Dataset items
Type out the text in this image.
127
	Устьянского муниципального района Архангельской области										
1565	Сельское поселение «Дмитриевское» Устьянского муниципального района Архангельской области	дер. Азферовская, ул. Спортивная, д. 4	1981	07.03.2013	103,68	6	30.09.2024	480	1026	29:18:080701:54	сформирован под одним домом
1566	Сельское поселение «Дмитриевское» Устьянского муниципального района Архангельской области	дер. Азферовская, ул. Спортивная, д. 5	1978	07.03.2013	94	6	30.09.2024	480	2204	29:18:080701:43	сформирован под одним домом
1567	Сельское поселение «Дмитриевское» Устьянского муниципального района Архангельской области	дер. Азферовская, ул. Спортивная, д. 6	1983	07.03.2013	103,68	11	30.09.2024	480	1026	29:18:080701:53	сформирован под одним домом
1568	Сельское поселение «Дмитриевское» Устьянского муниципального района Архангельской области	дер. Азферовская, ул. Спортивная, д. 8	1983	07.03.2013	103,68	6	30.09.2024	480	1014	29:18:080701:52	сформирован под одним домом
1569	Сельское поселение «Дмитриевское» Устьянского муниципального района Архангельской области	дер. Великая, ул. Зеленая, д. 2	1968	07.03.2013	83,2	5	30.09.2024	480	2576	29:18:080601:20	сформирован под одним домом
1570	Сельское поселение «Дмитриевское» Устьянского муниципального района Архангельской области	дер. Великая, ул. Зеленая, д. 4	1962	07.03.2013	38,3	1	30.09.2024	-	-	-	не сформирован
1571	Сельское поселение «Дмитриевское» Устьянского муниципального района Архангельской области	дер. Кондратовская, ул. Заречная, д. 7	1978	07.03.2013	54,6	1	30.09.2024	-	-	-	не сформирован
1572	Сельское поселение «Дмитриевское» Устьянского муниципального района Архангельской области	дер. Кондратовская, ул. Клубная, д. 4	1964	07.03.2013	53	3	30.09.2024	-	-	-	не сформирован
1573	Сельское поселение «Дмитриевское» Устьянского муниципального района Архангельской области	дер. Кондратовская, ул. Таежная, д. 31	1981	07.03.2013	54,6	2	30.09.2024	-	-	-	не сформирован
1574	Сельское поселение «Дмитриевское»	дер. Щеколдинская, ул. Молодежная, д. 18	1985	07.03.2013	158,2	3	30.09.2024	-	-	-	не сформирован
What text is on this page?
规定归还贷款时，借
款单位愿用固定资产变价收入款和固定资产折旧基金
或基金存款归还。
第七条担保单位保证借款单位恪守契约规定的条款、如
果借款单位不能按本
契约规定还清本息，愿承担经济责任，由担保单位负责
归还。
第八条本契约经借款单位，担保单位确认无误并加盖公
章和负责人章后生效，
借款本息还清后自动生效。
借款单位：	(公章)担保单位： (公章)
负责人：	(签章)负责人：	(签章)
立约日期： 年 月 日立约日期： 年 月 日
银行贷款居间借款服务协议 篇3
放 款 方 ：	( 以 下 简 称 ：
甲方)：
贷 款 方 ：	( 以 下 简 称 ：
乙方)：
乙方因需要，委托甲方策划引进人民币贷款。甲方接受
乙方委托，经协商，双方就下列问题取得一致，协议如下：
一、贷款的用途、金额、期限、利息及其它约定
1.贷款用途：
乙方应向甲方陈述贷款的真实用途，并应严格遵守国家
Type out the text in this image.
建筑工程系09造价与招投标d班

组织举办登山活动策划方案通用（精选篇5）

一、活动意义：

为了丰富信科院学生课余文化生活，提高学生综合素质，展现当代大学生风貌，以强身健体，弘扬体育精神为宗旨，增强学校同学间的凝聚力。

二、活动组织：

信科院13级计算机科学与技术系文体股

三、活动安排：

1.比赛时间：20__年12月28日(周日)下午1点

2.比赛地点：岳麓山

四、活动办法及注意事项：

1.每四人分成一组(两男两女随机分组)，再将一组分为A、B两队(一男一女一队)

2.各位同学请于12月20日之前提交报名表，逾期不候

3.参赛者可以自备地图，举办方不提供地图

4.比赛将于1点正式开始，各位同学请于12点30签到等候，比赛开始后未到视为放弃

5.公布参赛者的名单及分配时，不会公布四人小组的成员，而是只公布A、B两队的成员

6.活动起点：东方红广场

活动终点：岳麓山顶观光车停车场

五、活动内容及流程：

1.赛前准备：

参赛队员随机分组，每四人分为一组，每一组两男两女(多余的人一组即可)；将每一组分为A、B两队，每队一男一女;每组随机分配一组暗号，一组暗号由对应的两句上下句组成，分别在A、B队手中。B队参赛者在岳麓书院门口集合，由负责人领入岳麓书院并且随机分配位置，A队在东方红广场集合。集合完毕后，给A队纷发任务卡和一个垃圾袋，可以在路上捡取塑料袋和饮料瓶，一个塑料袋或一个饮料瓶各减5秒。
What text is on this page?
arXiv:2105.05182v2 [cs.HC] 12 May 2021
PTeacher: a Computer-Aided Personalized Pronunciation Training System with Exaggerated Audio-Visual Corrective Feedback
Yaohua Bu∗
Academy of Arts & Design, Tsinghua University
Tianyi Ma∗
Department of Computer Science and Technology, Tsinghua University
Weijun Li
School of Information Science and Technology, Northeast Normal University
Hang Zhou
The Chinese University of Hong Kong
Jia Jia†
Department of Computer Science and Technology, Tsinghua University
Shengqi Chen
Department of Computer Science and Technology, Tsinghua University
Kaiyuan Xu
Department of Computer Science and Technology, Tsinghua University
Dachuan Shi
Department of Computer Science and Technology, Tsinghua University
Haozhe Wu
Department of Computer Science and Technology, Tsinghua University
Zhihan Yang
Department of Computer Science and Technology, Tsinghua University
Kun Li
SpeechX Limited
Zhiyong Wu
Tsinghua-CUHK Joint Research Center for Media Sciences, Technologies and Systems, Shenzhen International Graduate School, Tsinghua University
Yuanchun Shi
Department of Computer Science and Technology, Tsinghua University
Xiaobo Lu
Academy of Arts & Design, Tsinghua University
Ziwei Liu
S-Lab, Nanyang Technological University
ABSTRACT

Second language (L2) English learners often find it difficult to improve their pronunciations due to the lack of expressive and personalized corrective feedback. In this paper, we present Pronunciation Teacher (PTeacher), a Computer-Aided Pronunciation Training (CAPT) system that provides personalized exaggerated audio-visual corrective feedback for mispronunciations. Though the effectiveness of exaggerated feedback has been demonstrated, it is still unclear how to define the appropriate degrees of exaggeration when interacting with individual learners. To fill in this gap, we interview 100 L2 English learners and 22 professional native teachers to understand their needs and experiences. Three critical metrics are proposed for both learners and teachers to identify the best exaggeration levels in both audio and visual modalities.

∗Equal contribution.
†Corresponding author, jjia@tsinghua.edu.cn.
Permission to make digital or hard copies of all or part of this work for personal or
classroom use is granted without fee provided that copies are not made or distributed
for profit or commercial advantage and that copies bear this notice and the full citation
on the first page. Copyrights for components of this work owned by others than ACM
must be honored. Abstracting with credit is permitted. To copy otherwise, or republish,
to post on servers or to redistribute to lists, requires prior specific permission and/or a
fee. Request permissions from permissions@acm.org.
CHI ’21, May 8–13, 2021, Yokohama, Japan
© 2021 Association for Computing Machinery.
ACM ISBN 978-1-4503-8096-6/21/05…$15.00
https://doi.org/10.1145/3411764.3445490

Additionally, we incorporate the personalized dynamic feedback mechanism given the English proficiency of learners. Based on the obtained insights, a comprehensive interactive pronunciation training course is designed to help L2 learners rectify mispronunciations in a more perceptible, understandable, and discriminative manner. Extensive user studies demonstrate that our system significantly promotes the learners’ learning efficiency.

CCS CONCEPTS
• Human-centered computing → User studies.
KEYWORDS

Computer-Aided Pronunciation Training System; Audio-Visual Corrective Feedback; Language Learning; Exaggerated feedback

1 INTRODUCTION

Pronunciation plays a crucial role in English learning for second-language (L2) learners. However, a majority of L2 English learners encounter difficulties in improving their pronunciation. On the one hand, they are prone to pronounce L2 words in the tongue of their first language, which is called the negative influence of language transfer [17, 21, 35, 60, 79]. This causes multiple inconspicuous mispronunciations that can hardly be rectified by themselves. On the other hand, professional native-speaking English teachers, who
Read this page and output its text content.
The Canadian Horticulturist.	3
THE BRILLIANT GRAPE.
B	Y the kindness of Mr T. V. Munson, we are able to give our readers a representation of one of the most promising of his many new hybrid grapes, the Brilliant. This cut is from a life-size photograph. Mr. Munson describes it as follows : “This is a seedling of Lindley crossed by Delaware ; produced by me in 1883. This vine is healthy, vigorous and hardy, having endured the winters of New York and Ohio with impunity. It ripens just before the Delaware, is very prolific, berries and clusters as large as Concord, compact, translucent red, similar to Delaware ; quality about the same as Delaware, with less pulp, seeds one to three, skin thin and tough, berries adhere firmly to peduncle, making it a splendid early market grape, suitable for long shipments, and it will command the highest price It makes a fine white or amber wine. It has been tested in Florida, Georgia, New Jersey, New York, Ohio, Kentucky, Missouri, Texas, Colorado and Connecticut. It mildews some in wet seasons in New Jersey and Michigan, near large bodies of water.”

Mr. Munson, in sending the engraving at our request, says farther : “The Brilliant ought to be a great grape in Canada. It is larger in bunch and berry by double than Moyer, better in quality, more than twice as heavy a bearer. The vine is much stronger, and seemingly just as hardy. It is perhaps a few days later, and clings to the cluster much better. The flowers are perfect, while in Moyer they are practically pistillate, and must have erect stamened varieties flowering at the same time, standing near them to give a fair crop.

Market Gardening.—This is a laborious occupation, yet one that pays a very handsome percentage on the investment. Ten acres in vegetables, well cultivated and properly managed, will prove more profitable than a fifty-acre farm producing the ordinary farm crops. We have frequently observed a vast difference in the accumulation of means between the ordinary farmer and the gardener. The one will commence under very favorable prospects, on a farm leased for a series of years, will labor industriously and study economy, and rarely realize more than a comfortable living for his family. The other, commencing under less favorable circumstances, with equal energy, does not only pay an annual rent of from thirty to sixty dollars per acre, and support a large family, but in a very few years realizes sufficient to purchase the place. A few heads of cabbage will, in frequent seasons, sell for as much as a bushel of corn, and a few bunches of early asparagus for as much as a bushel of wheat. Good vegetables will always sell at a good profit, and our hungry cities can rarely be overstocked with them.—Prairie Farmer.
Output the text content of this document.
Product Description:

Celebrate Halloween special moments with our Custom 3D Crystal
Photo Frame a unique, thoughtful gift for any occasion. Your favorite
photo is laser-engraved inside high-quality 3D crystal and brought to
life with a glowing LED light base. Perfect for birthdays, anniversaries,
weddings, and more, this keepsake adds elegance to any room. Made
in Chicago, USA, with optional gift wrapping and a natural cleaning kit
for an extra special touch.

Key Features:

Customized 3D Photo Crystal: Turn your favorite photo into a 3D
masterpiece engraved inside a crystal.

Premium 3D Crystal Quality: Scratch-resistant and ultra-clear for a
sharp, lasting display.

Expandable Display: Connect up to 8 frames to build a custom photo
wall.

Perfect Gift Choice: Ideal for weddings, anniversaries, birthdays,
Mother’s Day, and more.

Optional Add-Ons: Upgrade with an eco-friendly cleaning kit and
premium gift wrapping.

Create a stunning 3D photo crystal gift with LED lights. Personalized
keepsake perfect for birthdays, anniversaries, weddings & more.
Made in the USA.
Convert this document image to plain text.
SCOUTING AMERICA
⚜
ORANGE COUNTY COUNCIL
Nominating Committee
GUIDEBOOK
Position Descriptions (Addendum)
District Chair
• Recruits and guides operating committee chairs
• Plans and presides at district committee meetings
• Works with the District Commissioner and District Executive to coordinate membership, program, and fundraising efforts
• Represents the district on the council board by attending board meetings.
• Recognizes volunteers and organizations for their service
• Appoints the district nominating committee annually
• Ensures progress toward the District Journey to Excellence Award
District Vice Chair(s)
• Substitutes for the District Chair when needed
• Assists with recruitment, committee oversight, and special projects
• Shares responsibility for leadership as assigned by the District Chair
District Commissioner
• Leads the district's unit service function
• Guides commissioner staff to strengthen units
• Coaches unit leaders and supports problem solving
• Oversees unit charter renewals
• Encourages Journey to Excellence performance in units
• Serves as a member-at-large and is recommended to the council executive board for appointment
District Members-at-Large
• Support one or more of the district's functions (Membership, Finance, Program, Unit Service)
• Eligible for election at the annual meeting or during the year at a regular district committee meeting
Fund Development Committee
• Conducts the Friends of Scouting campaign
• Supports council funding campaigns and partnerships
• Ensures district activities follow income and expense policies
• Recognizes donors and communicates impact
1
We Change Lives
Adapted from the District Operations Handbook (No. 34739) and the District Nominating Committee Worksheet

● **What to do**
In how many lines does the word "document" appear? Respond with the number alone.

● **Worked answer**
2